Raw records
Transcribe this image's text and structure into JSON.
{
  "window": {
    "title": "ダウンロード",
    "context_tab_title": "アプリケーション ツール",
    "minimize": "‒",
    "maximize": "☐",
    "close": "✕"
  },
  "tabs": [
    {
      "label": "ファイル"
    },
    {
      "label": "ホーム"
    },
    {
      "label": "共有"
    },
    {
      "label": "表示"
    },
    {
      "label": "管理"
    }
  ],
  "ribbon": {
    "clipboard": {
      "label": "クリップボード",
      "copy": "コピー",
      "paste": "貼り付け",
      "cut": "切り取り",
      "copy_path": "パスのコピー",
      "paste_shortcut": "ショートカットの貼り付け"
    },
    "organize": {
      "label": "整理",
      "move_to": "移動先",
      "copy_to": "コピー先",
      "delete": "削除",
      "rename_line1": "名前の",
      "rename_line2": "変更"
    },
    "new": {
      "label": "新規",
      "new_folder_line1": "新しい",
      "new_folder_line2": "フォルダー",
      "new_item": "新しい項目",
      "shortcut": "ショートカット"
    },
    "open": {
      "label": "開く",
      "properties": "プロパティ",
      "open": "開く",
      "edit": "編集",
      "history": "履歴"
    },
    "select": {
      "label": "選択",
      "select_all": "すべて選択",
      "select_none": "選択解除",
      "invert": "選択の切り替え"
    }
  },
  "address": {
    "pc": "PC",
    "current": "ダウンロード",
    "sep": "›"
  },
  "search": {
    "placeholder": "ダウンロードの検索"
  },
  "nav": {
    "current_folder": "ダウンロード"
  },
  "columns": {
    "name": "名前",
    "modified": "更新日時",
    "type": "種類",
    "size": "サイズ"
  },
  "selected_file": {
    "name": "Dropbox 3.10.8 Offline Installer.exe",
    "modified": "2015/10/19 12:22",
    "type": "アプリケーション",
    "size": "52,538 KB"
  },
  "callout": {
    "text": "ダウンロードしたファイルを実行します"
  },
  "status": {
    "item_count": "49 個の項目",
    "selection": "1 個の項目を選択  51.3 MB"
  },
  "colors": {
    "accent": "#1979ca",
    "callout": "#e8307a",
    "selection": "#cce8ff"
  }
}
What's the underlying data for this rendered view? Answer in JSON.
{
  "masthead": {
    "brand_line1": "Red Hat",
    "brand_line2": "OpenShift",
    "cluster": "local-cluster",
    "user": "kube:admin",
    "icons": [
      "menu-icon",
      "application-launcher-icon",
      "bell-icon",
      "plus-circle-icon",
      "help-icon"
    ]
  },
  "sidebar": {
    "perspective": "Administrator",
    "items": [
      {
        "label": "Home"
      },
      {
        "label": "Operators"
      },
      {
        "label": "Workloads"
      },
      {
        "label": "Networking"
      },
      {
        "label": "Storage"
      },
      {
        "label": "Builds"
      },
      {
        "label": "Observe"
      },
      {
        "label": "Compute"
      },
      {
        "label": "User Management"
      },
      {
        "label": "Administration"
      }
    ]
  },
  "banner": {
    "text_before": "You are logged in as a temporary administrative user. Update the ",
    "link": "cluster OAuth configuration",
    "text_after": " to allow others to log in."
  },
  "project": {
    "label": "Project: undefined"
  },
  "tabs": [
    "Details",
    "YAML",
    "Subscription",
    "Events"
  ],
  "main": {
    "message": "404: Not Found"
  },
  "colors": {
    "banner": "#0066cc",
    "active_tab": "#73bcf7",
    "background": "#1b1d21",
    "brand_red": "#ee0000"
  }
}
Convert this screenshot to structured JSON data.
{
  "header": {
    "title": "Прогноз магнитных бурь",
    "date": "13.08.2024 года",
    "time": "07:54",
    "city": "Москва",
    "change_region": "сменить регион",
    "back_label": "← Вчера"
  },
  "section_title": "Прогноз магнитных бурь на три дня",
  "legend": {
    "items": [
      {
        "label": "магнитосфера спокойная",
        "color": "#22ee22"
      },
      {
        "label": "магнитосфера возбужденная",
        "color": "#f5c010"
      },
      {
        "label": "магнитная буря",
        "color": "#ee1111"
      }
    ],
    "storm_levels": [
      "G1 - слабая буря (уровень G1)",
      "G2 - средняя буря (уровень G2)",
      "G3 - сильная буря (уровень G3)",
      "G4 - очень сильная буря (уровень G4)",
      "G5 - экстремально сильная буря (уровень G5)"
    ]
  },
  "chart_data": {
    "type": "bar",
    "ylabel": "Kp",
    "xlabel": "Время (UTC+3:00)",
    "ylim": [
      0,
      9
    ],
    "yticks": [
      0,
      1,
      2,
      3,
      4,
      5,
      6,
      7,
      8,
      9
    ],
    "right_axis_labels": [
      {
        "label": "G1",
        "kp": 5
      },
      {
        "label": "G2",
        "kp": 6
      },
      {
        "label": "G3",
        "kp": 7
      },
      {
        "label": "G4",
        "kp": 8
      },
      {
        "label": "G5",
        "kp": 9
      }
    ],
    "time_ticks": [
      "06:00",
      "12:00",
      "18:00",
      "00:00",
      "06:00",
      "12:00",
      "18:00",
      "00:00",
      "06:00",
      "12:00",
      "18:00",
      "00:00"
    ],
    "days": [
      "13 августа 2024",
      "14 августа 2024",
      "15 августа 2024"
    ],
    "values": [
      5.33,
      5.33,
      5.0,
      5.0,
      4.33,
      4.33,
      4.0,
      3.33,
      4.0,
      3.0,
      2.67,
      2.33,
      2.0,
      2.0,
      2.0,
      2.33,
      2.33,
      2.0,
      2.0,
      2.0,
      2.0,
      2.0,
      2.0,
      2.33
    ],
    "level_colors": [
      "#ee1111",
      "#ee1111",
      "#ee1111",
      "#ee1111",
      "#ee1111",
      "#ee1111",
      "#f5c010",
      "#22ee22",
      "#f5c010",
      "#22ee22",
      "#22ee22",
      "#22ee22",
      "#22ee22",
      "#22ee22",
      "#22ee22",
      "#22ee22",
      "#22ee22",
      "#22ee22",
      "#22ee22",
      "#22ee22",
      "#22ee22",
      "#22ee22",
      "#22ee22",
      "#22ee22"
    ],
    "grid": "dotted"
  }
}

Given problem:
Retype all of the material, keeping each line exact.

Full response:
Transcribe this image's text and structure into JSON.
{
  "window": {
    "title": "ダウンロード",
    "context_tab_title": "アプリケーション ツール",
    "minimize": "‒",
    "maximize": "☐",
    "close": "✕"
  },
  "tabs": [
    {
      "label": "ファイル"
    },
    {
      "label": "ホーム"
    },
    {
      "label": "共有"
    },
    {
      "label": "表示"
    },
    {
      "label": "管理"
    }
  ],
  "ribbon": {
    "clipboard": {
      "label": "クリップボード",
      "copy": "コピー",
      "paste": "貼り付け",
      "cut": "切り取り",
      "copy_path": "パスのコピー",
      "paste_shortcut": "ショートカットの貼り付け"
    },
    "organize": {
      "label": "整理",
      "move_to": "移動先",
      "copy_to": "コピー先",
      "delete": "削除",
      "rename_line1": "名前の",
      "rename_line2": "変更"
    },
    "new": {
      "label": "新規",
      "new_folder_line1": "新しい",
      "new_folder_line2": "フォルダー",
      "new_item": "新しい項目",
      "shortcut": "ショートカット"
    },
    "open": {
      "label": "開く",
      "properties": "プロパティ",
      "open": "開く",
      "edit": "編集",
      "history": "履歴"
    },
    "select": {
      "label": "選択",
      "select_all": "すべて選択",
      "select_none": "選択解除",
      "invert": "選択の切り替え"
    }
  },
  "address": {
    "pc": "PC",
    "current": "ダウンロード",
    "sep": "›"
  },
  "search": {
    "placeholder": "ダウンロードの検索"
  },
  "nav": {
    "current_folder": "ダウンロード"
  },
  "columns": {
    "name": "名前",
    "modified": "更新日時",
    "type": "種類",
    "size": "サイズ"
  },
  "selected_file": {
    "name": "Dropbox 3.10.8 Offline Installer.exe",
    "modified": "2015/10/19 12:22",
    "type": "アプリケーション",
    "size": "52,538 KB"
  },
  "callout": {
    "text": "ダウンロードしたファイルを実行します"
  },
  "status": {
    "item_count": "49 個の項目",
    "selection": "1 個の項目を選択  51.3 MB"
  },
  "colors": {
    "accent": "#1979ca",
    "callout": "#e8307a",
    "selection": "#cce8ff"
  }
}
What's the underlying data for this rendered view? Answer in JSON.
{
  "masthead": {
    "brand_line1": "Red Hat",
    "brand_line2": "OpenShift",
    "cluster": "local-cluster",
    "user": "kube:admin",
    "icons": [
      "menu-icon",
      "application-launcher-icon",
      "bell-icon",
      "plus-circle-icon",
      "help-icon"
    ]
  },
  "sidebar": {
    "perspective": "Administrator",
    "items": [
      {
        "label": "Home"
      },
      {
        "label": "Operators"
      },
      {
        "label": "Workloads"
      },
      {
        "label": "Networking"
      },
      {
        "label": "Storage"
      },
      {
        "label": "Builds"
      },
      {
        "label": "Observe"
      },
      {
        "label": "Compute"
      },
      {
        "label": "User Management"
      },
      {
        "label": "Administration"
      }
    ]
  },
  "banner": {
    "text_before": "You are logged in as a temporary administrative user. Update the ",
    "link": "cluster OAuth configuration",
    "text_after": " to allow others to log in."
  },
  "project": {
    "label": "Project: undefined"
  },
  "tabs": [
    "Details",
    "YAML",
    "Subscription",
    "Events"
  ],
  "main": {
    "message": "404: Not Found"
  },
  "colors": {
    "banner": "#0066cc",
    "active_tab": "#73bcf7",
    "background": "#1b1d21",
    "brand_red": "#ee0000"
  }
}
Convert this screenshot to structured JSON data.
{
  "header": {
    "title": "Прогноз магнитных бурь",
    "date": "13.08.2024 года",
    "time": "07:54",
    "city": "Москва",
    "change_region": "сменить регион",
    "back_label": "← Вчера"
  },
  "section_title": "Прогноз магнитных бурь на три дня",
  "legend": {
    "items": [
      {
        "label": "магнитосфера спокойная",
        "color": "#22ee22"
      },
      {
        "label": "магнитосфера возбужденная",
        "color": "#f5c010"
      },
      {
        "label": "магнитная буря",
        "color": "#ee1111"
      }
    ],
    "storm_levels": [
      "G1 - слабая буря (уровень G1)",
      "G2 - средняя буря (уровень G2)",
      "G3 - сильная буря (уровень G3)",
      "G4 - очень сильная буря (уровень G4)",
      "G5 - экстремально сильная буря (уровень G5)"
    ]
  },
  "chart_data": {
    "type": "bar",
    "ylabel": "Kp",
    "xlabel": "Время (UTC+3:00)",
    "ylim": [
      0,
      9
    ],
    "yticks": [
      0,
      1,
      2,
      3,
      4,
      5,
      6,
      7,
      8,
      9
    ],
    "right_axis_labels": [
      {
        "label": "G1",
        "kp": 5
      },
      {
        "label": "G2",
        "kp": 6
      },
      {
        "label": "G3",
        "kp": 7
      },
      {
        "label": "G4",
        "kp": 8
      },
      {
        "label": "G5",
        "kp": 9
      }
    ],
    "time_ticks": [
      "06:00",
      "12:00",
      "18:00",
      "00:00",
      "06:00",
      "12:00",
      "18:00",
      "00:00",
      "06:00",
      "12:00",
      "18:00",
      "00:00"
    ],
    "days": [
      "13 августа 2024",
      "14 августа 2024",
      "15 августа 2024"
    ],
    "values": [
      5.33,
      5.33,
      5.0,
      5.0,
      4.33,
      4.33,
      4.0,
      3.33,
      4.0,
      3.0,
      2.67,
      2.33,
      2.0,
      2.0,
      2.0,
      2.33,
      2.33,
      2.0,
      2.0,
      2.0,
      2.0,
      2.0,
      2.0,
      2.33
    ],
    "level_colors": [
      "#ee1111",
      "#ee1111",
      "#ee1111",
      "#ee1111",
      "#ee1111",
      "#ee1111",
      "#f5c010",
      "#22ee22",
      "#f5c010",
      "#22ee22",
      "#22ee22",
      "#22ee22",
      "#22ee22",
      "#22ee22",
      "#22ee22",
      "#22ee22",
      "#22ee22",
      "#22ee22",
      "#22ee22",
      "#22ee22",
      "#22ee22",
      "#22ee22",
      "#22ee22",
      "#22ee22"
    ],
    "grid": "dotted"
  }
}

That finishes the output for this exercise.